PROBLEM A:
In the Emotional Salary text, repeat the words starting with "These types of" and going on through "individuals or teams.".
PROBLEM B:
List every dimension that, according to the Emotional Salary text, is ignored by the argument that knowing employees' Emotional Salary is only "good to have."

SOURCE:

--

Exploring the term Emotional Salary

The term Emotional Salary is relatively new and has gradually started to become part of our language. When we talk about Emotional Salary at events,  training sessions, presentations or even in private conversations, we always find a strong interest from the public. People always want to know more about it, the elements that constitute it and the benefits of taking Emotional Salary into account,  generally in a positive way. However, some people have a more negative view of the term. Both reactions are normal, since work affects us all. We spend a lot of our lives working and when we are working we experience a range of and positive and negative feelings.

We began to research the term Emotional Salary after asking ourselves the following question: Why do we work? If we take the financial factor out of the equation, what are we left with? If we spend so much time at work and it has such a significant impact on our lives, isn’t there something else we get from work apart from the financial side? And when we talk about removing the “financial factor” we are referring to the entire financial aspect, including any flexible remuneration (restaurant vouchers, insurance, pension etc.) that is part of the whole compensation. These flexible compensation packages are hugely valuable to employees and in no way do we want to downplay them. Our intention in introducing the term Emotional Salary is to look at work from a purely emotional standpoint. When people think about their work we want them to take into consideration all the other possible gains that no one talks about, or takes into account because, due to their subjective nature,  nobody had dared to measure .

We think differently. We are of the opinion that we live in a wonderful time, which allows us to recognise the individual, unique and subjective aspect of Emotional Salary. Thanks to the digital era in which we operate, we can analyse data and identify patterns that indicate trends, problems, areas to improve and areas to celebrate. This is why Emotional Salary is already becoming more tangible and something that provides us with solutions to the objectives of our business strategies. We thus have a double-entry benefit. The employee grows and takes responsibility for their Emotional Salary and their future, and the organisation also grows, taking into account the Emotional Salary of the people who work for them.

Only “good to have” but not essential?

Many companies and leaders have gone so far as to say that measuring or knowing the Emotional Salary of their employees is an aspect that is “good to have” but in no way essential. These kinds of arguments are especially misguided because they ignore the following important dimensions:

– The possibility of seeing work as a platform for personal and professional growth;

– The emotional impact that the complex employer/employee relationship has on a person;

– The impact on health that work has as a result of the emotions we experience at work (such as lack of sleep, stress, muscle aches, back pain, etc.);

– That the employee needs or expects more than the purely financial aspect;

– The great advantages for the business that can be obtained if these aspects are taken into account.

These types of arguments also reflect the values ​​of a generation. Many of the people who are now in leadership positions are between 45 and 60 years old. Many of them grew up with the “success” values ​​of the 1980s-1990s, that is, the need to have profits at any cost year after year, in many cases cancelling or completely ignoring the cost or emotional impact that work has on people. With this philosophy we find a generation of leaders where, for many of them, it is normal to ignore the emotional impact that decisions such as mergers, leadership changes, forms of leadership, structures, etc. can have on individuals or teams.

--

DATA ENTRIES:

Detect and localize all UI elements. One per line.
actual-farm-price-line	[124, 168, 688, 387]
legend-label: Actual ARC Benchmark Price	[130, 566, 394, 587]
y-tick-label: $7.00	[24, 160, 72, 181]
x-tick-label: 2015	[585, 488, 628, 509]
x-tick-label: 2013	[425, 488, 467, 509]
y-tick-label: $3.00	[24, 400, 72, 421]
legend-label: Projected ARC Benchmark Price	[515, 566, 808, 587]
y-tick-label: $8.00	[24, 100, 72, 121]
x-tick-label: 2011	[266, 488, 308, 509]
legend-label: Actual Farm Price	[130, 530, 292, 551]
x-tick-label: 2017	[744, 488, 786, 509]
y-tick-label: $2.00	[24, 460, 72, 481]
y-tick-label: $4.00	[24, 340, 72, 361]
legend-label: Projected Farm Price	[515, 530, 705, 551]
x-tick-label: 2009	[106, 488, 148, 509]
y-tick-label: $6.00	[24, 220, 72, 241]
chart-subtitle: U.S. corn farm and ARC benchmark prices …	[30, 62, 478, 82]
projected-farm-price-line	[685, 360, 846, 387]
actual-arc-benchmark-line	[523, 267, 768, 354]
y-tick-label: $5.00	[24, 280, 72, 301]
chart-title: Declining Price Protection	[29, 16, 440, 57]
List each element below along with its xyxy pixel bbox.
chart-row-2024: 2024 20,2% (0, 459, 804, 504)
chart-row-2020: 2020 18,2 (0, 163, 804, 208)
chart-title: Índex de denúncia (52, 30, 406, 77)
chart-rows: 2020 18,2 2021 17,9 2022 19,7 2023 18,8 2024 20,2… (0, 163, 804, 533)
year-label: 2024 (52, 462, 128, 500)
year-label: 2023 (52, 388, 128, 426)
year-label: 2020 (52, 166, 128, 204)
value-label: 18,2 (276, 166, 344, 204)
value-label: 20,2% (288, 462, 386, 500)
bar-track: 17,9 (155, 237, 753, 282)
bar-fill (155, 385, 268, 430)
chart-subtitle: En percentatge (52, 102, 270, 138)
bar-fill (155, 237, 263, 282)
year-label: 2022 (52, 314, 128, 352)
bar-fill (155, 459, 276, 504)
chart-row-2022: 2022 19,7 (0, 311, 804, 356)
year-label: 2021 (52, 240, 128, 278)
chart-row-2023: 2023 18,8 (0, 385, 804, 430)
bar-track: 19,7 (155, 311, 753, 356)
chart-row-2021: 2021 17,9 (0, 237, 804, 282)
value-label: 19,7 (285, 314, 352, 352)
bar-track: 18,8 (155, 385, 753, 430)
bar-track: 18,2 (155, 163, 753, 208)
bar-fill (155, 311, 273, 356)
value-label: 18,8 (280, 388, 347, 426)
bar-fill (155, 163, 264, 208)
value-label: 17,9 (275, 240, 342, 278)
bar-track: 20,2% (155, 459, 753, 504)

--

TASK OUTPUT A:
These types of arguments also reflect the values ​​of a generation. Many of the people who are now in leadership positions are between 45 and 60 years old. Many of them grew up with the “success” values ​​of the 1980s-1990s, that is, the need to have profits at any cost year after year, in many cases cancelling or completely ignoring the cost or emotional impact that work has on people. With this philosophy we find a generation of leaders where, for many of them, it is normal to ignore the emotional impact that decisions such as mergers, leadership changes, forms of leadership, structures, etc. can have on individuals or teams.

TASK OUTPUT B:
- The possibility of seeing work as a platform for personal and professional growth
- The emotional impact that the complex employer/employee relationship has on a person
- The impact on health that work has as a result of the emotions experienced at work (such as lack of sleep, stress, muscle aches, back pain)
- That the employee needs or expects more than the purely financial aspect
- The great advantages for the business that can be obtained if these aspects are taken into account